[Stored items]
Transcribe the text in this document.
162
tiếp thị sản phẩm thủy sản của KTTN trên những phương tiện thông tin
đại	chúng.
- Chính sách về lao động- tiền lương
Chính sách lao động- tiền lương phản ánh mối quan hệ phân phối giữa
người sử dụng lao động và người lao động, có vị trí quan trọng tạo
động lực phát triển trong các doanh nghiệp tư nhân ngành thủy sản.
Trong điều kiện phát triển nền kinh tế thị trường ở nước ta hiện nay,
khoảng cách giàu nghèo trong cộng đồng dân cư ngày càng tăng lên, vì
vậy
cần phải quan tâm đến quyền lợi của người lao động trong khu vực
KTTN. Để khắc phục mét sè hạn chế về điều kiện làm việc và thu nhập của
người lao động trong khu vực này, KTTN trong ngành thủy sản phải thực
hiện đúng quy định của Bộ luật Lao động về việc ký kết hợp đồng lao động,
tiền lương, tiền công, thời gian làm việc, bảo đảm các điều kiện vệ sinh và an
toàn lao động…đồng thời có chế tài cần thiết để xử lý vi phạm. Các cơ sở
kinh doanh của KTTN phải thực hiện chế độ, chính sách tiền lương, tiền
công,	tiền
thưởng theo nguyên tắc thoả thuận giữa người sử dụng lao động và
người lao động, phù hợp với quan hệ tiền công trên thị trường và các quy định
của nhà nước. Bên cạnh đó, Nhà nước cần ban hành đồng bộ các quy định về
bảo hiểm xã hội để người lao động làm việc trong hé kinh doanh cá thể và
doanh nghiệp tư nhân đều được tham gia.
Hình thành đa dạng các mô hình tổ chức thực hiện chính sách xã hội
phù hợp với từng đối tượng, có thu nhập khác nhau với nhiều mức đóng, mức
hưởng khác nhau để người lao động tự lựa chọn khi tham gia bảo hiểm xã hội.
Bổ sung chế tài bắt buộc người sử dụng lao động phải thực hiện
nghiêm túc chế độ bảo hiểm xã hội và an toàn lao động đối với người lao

:: Written exercise ::
Transcribe the entire listing above precisely.

:: Written answer ::
Transcribe the text in this document.
162
tiếp thị sản phẩm thủy sản của KTTN trên những phương tiện thông tin
đại	chúng.
- Chính sách về lao động- tiền lương
Chính sách lao động- tiền lương phản ánh mối quan hệ phân phối giữa
người sử dụng lao động và người lao động, có vị trí quan trọng tạo
động lực phát triển trong các doanh nghiệp tư nhân ngành thủy sản.
Trong điều kiện phát triển nền kinh tế thị trường ở nước ta hiện nay,
khoảng cách giàu nghèo trong cộng đồng dân cư ngày càng tăng lên, vì
vậy
cần phải quan tâm đến quyền lợi của người lao động trong khu vực
KTTN. Để khắc phục mét sè hạn chế về điều kiện làm việc và thu nhập của
người lao động trong khu vực này, KTTN trong ngành thủy sản phải thực
hiện đúng quy định của Bộ luật Lao động về việc ký kết hợp đồng lao động,
tiền lương, tiền công, thời gian làm việc, bảo đảm các điều kiện vệ sinh và an
toàn lao động…đồng thời có chế tài cần thiết để xử lý vi phạm. Các cơ sở
kinh doanh của KTTN phải thực hiện chế độ, chính sách tiền lương, tiền
công,	tiền
thưởng theo nguyên tắc thoả thuận giữa người sử dụng lao động và
người lao động, phù hợp với quan hệ tiền công trên thị trường và các quy định
của nhà nước. Bên cạnh đó, Nhà nước cần ban hành đồng bộ các quy định về
bảo hiểm xã hội để người lao động làm việc trong hé kinh doanh cá thể và
doanh nghiệp tư nhân đều được tham gia.
Hình thành đa dạng các mô hình tổ chức thực hiện chính sách xã hội
phù hợp với từng đối tượng, có thu nhập khác nhau với nhiều mức đóng, mức
hưởng khác nhau để người lao động tự lựa chọn khi tham gia bảo hiểm xã hội.
Bổ sung chế tài bắt buộc người sử dụng lao động phải thực hiện
nghiêm túc chế độ bảo hiểm xã hội và an toàn lao động đối với người lao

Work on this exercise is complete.